- **THE REQUEST**: Please reproduce every record, keeping each one exactly as written.

- **PROVIDED DATA**:

|---|

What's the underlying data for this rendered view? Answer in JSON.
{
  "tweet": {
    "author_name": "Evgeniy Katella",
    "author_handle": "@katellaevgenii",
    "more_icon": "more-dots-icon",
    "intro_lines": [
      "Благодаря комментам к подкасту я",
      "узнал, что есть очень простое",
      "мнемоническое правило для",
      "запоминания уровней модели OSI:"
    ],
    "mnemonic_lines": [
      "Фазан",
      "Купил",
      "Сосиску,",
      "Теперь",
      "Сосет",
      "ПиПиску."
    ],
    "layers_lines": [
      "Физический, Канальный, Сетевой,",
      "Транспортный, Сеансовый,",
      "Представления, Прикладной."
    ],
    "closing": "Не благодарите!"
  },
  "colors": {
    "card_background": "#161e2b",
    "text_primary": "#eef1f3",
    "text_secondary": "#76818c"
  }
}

|---|

- **RESULT**:
What's the underlying data for this rendered view? Answer in JSON.
{
  "tweet": {
    "author_name": "Evgeniy Katella",
    "author_handle": "@katellaevgenii",
    "more_icon": "more-dots-icon",
    "intro_lines": [
      "Благодаря комментам к подкасту я",
      "узнал, что есть очень простое",
      "мнемоническое правило для",
      "запоминания уровней модели OSI:"
    ],
    "mnemonic_lines": [
      "Фазан",
      "Купил",
      "Сосиску,",
      "Теперь",
      "Сосет",
      "ПиПиску."
    ],
    "layers_lines": [
      "Физический, Канальный, Сетевой,",
      "Транспортный, Сеансовый,",
      "Представления, Прикладной."
    ],
    "closing": "Не благодарите!"
  },
  "colors": {
    "card_background": "#161e2b",
    "text_primary": "#eef1f3",
    "text_secondary": "#76818c"
  }
}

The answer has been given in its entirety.